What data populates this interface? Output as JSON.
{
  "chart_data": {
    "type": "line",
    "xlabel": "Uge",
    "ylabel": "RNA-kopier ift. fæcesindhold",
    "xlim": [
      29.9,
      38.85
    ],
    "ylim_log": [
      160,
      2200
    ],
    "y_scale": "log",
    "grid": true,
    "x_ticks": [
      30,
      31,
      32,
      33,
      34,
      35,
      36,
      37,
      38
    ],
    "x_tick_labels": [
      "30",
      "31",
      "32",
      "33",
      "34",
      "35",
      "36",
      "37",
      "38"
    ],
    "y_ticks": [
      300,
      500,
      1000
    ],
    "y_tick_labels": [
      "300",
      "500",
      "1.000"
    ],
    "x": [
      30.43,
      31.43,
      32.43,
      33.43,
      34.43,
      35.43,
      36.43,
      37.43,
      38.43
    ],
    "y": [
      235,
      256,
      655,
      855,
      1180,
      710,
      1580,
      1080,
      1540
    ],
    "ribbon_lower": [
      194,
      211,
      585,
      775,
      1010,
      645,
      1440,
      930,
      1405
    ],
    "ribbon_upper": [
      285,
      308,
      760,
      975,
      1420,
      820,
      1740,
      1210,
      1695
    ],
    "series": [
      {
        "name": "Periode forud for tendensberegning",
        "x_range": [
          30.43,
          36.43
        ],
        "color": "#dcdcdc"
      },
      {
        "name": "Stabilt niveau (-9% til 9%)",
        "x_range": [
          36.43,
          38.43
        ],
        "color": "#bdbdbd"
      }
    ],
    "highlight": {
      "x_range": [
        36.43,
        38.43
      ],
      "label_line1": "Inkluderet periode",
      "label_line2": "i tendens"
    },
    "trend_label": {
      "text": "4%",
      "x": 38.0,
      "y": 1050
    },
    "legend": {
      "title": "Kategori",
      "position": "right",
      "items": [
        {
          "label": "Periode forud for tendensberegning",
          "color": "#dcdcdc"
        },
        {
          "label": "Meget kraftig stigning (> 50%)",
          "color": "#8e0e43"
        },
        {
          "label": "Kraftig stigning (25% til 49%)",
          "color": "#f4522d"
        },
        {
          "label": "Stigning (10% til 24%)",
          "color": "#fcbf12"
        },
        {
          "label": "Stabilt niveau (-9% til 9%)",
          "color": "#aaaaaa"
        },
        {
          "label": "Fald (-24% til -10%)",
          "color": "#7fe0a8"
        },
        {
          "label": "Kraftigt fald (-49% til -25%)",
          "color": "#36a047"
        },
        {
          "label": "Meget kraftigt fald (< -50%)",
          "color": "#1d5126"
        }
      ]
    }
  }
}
------------------------------------------------------------------------
* GOAL OF THE EXERCISE
Work out how many lines in the records above hold the string "niveau", then give only that count.

* TASK OUTPUT
2